_PROVIDED DATA_

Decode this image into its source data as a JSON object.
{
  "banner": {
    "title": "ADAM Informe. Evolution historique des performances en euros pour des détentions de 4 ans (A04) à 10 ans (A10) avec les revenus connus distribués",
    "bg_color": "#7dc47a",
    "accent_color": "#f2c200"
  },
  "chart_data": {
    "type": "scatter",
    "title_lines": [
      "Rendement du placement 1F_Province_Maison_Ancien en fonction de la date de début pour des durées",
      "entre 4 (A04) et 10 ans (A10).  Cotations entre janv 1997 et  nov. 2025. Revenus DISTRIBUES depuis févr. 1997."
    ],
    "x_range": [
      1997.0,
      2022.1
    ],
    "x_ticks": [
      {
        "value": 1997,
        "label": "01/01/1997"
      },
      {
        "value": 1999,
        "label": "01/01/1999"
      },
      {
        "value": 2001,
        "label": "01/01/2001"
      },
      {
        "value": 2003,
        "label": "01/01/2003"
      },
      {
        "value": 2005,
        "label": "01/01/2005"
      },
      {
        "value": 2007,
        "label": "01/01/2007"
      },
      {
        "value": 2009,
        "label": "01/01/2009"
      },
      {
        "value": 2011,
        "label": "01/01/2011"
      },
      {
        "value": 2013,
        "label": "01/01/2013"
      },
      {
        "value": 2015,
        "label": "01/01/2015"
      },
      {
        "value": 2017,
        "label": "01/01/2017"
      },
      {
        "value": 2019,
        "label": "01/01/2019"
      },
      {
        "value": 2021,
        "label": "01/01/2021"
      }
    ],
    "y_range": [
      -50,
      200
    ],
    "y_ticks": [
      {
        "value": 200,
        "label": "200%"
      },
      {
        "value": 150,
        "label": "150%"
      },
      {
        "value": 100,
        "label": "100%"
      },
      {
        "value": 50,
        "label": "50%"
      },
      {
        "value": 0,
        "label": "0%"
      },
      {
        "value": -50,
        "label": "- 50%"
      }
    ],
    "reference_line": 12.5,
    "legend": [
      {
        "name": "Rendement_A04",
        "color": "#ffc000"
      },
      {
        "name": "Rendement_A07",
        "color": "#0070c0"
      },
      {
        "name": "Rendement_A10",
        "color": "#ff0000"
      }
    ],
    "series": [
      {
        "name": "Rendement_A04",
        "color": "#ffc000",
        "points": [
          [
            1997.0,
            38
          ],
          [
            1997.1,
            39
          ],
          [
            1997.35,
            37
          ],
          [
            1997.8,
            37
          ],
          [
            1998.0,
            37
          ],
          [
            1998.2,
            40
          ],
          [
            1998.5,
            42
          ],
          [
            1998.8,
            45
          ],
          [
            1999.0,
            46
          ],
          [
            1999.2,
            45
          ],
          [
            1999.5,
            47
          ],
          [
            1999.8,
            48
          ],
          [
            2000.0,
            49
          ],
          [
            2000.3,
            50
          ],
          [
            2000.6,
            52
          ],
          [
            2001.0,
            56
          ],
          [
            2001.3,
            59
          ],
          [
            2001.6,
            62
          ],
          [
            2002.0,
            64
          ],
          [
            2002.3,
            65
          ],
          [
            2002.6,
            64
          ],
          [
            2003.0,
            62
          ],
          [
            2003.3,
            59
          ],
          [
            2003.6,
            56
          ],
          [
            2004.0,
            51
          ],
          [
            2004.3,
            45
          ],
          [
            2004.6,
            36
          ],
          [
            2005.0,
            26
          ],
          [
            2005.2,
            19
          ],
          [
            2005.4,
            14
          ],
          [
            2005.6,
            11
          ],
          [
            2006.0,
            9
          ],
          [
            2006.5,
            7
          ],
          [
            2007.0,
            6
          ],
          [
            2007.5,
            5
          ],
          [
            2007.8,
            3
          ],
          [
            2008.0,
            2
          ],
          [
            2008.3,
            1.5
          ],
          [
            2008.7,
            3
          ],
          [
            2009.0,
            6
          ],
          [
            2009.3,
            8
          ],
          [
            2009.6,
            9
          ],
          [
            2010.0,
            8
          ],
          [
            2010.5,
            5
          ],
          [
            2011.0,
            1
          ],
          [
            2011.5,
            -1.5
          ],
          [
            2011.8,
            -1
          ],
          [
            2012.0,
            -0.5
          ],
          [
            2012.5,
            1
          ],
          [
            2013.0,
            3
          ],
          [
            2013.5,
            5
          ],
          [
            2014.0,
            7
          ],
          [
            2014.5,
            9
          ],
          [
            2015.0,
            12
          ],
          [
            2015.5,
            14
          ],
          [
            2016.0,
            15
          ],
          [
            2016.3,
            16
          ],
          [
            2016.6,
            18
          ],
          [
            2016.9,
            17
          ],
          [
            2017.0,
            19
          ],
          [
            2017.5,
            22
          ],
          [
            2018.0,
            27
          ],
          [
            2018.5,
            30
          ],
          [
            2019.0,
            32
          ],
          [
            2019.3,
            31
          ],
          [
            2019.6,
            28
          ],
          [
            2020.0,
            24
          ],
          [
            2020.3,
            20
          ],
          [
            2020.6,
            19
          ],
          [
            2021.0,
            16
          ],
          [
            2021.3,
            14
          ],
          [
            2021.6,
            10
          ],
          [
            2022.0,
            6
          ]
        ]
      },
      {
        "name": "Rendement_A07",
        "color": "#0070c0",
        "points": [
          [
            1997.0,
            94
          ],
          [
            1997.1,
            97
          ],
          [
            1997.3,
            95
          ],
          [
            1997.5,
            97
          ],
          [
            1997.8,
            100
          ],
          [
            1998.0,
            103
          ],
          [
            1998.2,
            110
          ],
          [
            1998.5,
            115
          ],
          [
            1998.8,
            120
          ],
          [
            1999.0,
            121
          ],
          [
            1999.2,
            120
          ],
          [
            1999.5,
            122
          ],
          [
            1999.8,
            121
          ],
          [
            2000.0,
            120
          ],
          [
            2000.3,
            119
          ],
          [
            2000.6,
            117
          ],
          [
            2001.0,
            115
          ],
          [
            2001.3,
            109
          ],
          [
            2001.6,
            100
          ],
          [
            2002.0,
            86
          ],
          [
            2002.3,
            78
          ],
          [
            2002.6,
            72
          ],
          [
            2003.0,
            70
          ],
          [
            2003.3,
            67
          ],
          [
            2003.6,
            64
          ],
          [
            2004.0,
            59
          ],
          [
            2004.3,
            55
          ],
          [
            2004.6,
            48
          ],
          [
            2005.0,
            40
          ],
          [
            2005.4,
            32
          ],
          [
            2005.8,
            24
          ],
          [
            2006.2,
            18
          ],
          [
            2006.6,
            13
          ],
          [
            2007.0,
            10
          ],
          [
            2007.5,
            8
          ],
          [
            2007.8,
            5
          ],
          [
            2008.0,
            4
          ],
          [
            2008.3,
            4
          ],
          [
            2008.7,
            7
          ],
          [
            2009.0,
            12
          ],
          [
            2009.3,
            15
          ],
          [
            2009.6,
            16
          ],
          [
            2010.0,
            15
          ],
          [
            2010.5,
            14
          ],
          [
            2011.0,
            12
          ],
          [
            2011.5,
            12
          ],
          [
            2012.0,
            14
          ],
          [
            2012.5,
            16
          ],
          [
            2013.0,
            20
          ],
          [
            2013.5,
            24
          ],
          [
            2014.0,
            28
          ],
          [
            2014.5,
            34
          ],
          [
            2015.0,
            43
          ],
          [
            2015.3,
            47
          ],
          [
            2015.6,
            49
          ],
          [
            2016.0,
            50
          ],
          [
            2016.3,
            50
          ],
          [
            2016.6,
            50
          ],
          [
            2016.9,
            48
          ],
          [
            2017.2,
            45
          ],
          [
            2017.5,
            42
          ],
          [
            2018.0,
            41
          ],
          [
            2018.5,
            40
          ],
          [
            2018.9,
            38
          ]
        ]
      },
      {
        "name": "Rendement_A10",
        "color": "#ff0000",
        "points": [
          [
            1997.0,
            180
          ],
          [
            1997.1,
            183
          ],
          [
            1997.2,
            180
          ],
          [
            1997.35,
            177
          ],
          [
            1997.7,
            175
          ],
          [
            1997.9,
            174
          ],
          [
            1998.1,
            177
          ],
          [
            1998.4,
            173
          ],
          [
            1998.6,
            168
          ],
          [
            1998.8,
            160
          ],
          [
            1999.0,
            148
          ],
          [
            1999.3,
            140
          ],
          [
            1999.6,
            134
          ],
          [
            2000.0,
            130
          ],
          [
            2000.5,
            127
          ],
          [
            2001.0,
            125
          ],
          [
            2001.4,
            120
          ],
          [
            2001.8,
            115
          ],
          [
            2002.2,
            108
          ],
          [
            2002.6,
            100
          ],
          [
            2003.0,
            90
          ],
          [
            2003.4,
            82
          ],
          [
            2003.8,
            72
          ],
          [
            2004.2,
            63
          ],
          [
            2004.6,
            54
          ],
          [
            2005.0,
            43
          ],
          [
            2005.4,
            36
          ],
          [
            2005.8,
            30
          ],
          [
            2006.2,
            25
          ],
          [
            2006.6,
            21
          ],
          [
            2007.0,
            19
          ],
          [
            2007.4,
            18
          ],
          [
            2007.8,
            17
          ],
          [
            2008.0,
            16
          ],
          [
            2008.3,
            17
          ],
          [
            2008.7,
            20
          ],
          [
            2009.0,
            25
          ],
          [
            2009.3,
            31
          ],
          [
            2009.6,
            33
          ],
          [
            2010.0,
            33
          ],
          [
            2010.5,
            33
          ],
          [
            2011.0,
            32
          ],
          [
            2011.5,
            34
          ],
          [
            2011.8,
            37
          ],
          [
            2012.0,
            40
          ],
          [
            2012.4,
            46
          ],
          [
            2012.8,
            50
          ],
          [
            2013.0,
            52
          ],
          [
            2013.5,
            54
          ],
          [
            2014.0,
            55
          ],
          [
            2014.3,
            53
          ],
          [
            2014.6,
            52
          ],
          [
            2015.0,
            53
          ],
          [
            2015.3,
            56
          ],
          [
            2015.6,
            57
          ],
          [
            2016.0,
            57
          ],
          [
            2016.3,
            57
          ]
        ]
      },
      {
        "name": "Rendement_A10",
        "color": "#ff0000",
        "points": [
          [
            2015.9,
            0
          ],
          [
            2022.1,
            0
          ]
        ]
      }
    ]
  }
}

_EXERCISE_
Pull out each line holding the string "pour".

_EXPECTED ANSWER_
    "title": "ADAM Informe. Evolution historique des performances en euros pour des détentions de 4 ans (A04) à 10 ans (A10) avec les revenus connus distribués",
      "Rendement du placement 1F_Province_Maison_Ancien en fonction de la date de début pour des durées",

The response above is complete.